- [What to work on]: Every entry should be repeated exactly. Omit the pictures.

- [Input rows]:
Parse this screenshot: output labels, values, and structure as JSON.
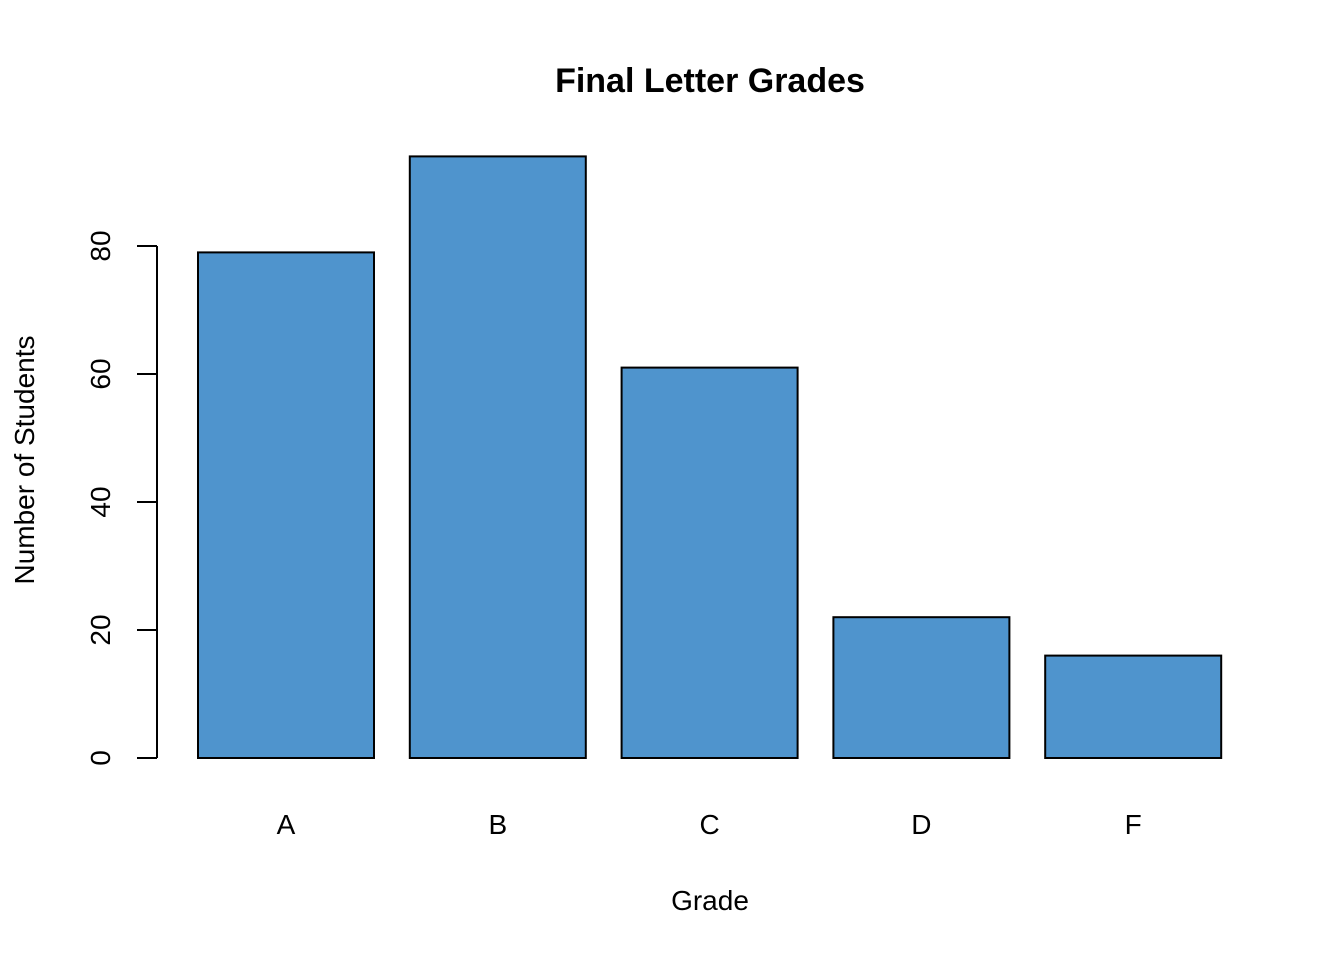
{
  "chart_data": {
    "type": "bar",
    "title": "Final Letter Grades",
    "xlabel": "Grade",
    "ylabel": "Number of Students",
    "categories": [
      "A",
      "B",
      "C",
      "D",
      "F"
    ],
    "values": [
      79,
      94,
      61,
      22,
      16
    ],
    "yticks": [
      0,
      20,
      40,
      60,
      80
    ],
    "ylim": [
      0,
      94
    ],
    "bar_color": "#4F94CD",
    "grid": false,
    "legend": "none"
  }
}
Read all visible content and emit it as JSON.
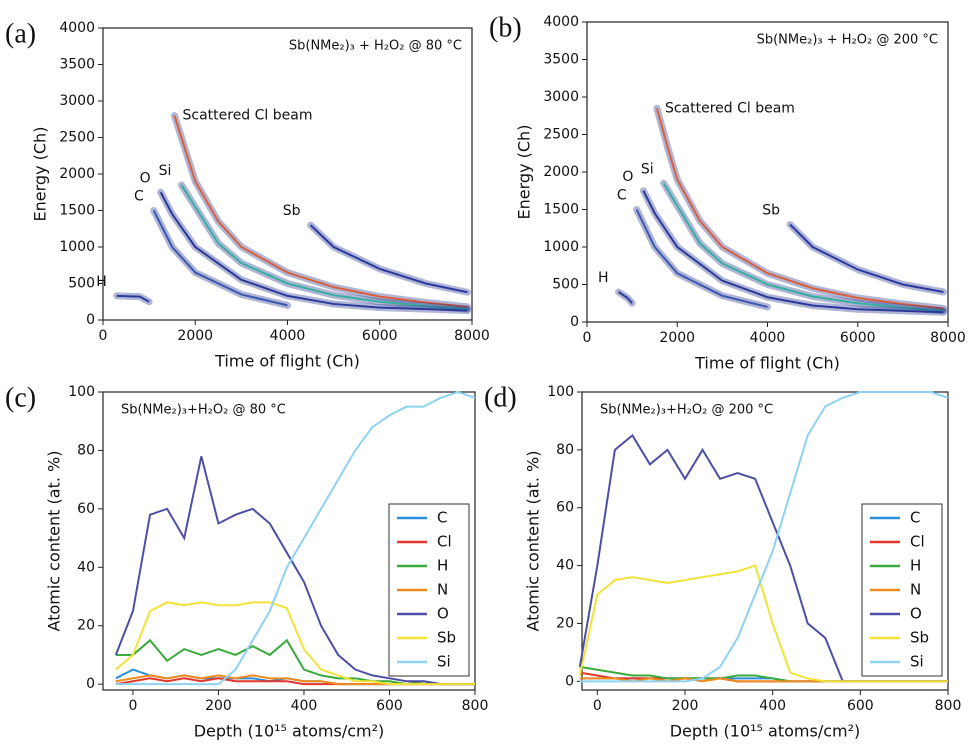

- [Answer to this exercise]:
Parse this screenshot: output labels, values, and structure as JSON.
{
  "chart_data": {
    "type": "bar",
    "title": "Final Letter Grades",
    "xlabel": "Grade",
    "ylabel": "Number of Students",
    "categories": [
      "A",
      "B",
      "C",
      "D",
      "F"
    ],
    "values": [
      79,
      94,
      61,
      22,
      16
    ],
    "yticks": [
      0,
      20,
      40,
      60,
      80
    ],
    "ylim": [
      0,
      94
    ],
    "bar_color": "#4F94CD",
    "grid": false,
    "legend": "none"
  }
}
Read all visible content and emit it as JSON.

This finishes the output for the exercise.